WHAT YOU ARE ASKED TO DO: From the entries below, extract every line that includes the word "will".

Dataset records
-- Start --

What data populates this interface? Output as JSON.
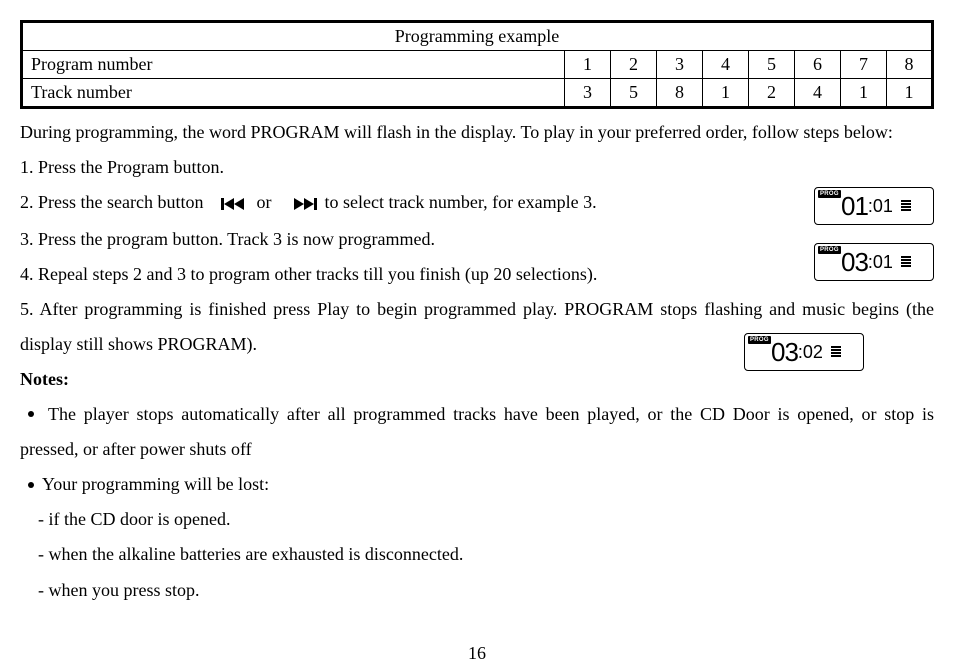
{
  "table": {
    "title": "Programming example",
    "row1_label": "Program number",
    "row1": [
      "1",
      "2",
      "3",
      "4",
      "5",
      "6",
      "7",
      "8"
    ],
    "row2_label": "Track number",
    "row2": [
      "3",
      "5",
      "8",
      "1",
      "2",
      "4",
      "1",
      "1"
    ]
  },
  "intro": "During programming, the word PROGRAM will flash in the display. To play in your preferred order, follow steps below:",
  "step1": "1. Press the Program button.",
  "step2a": "2. Press the search button",
  "step2b": "or",
  "step2c": "to select track number, for example 3.",
  "step3": "3. Press the program button.   Track 3 is now programmed.",
  "step4": "4. Repeal steps 2 and 3 to program other tracks till you finish (up 20 selections).",
  "step5": "5. After programming is finished press Play to begin programmed play. PROGRAM stops flashing and music begins (the display still shows PROGRAM).",
  "notes_label": "Notes:",
  "note1": "The player stops automatically after all programmed tracks have been played, or the CD Door is opened, or stop is pressed, or after power shuts off",
  "note2": "Your programming will be lost:",
  "note2a": "- if the CD door is opened.",
  "note2b": "- when the alkaline batteries are exhausted is disconnected.",
  "note2c": "- when you press stop.",
  "page": "16",
  "displays": {
    "d1_big": "01",
    "d1_small": ":01",
    "d2_big": "03",
    "d2_small": ":01",
    "d3_big": "03",
    "d3_small": ":02",
    "prog": "PROG"
  }
}
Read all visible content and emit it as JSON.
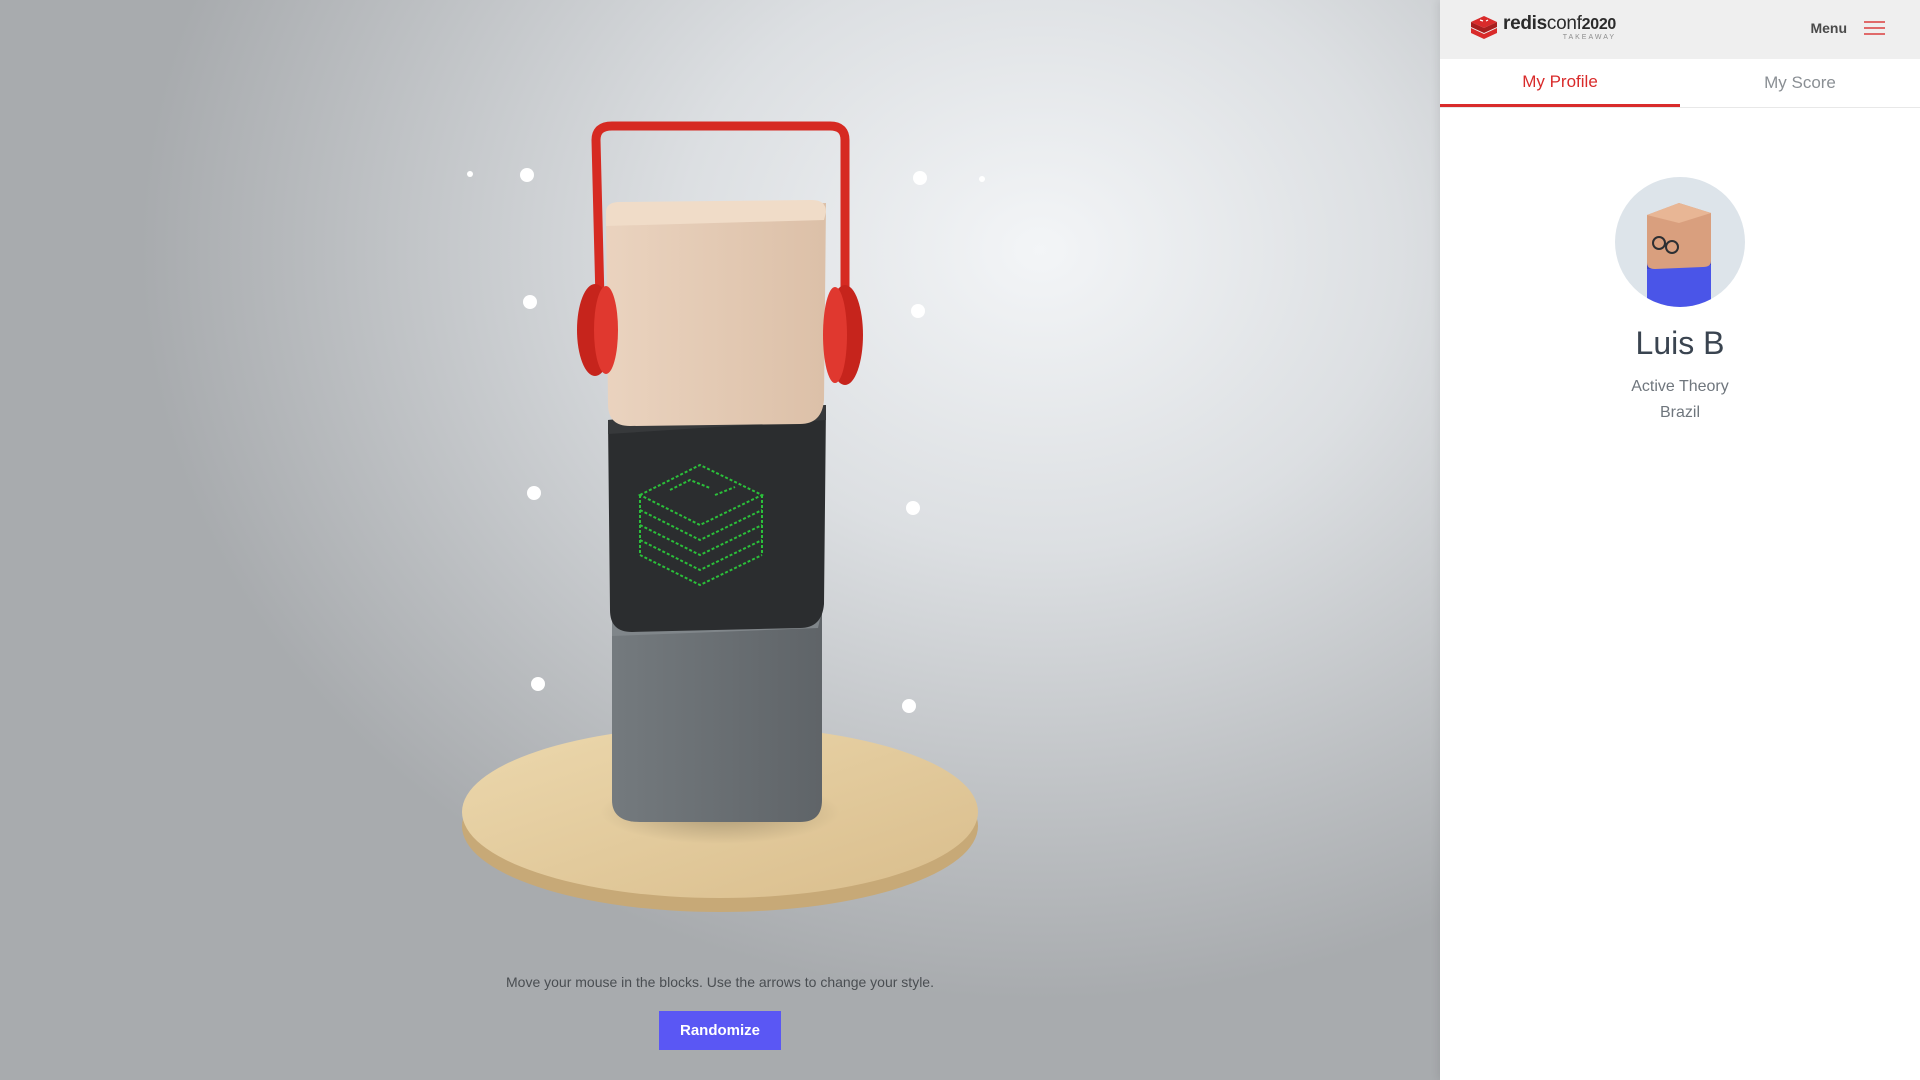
{
  "scene": {
    "hint": "Move your mouse in the blocks. Use the arrows to change your style.",
    "randomize_label": "Randomize"
  },
  "header": {
    "logo_brand": "redis",
    "logo_conf": "conf",
    "logo_year": "2020",
    "logo_sub": "TAKEAWAY",
    "menu_label": "Menu"
  },
  "tabs": [
    {
      "label": "My Profile",
      "active": true
    },
    {
      "label": "My Score",
      "active": false
    }
  ],
  "profile": {
    "name": "Luis B",
    "company": "Active Theory",
    "country": "Brazil"
  },
  "colors": {
    "accent": "#d92b2b",
    "button": "#5a57f4",
    "headphones": "#d62a22",
    "skin_block": "#e8cfb9",
    "dark_block": "#2b2d2f",
    "gray_block": "#6c7175",
    "logo_glow": "#27c93f"
  }
}
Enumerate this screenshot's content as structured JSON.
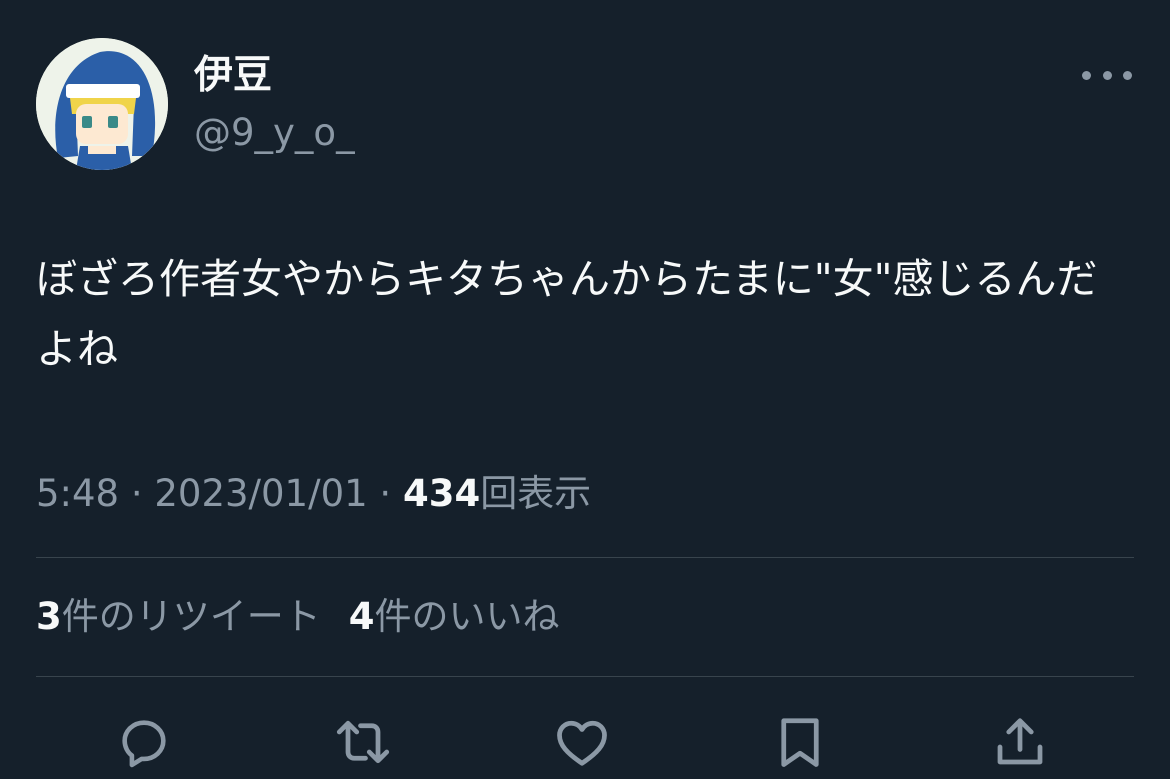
{
  "user": {
    "display_name": "伊豆",
    "handle": "@9_y_o_"
  },
  "tweet": {
    "text": "ぼざろ作者女やからキタちゃんからたまに\"女\"感じるんだよね",
    "time": "5:48",
    "separator": "·",
    "date": "2023/01/01",
    "views_count": "434",
    "views_label": "回表示"
  },
  "stats": {
    "retweets_count": "3",
    "retweets_label": "件のリツイート",
    "likes_count": "4",
    "likes_label": "件のいいね"
  },
  "actions": [
    "reply-icon",
    "retweet-icon",
    "like-icon",
    "bookmark-icon",
    "share-icon"
  ],
  "colors": {
    "background": "#15202b",
    "text_primary": "#f7f9f9",
    "text_secondary": "#8b98a5",
    "divider": "#38444d"
  }
}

-- End --

RESPONSE TO THE EXERCISE:
  "intro": "During programming, the word PROGRAM will flash in the display. To play in your preferred order, follow steps below:",
  "note2": "Your programming will be lost:",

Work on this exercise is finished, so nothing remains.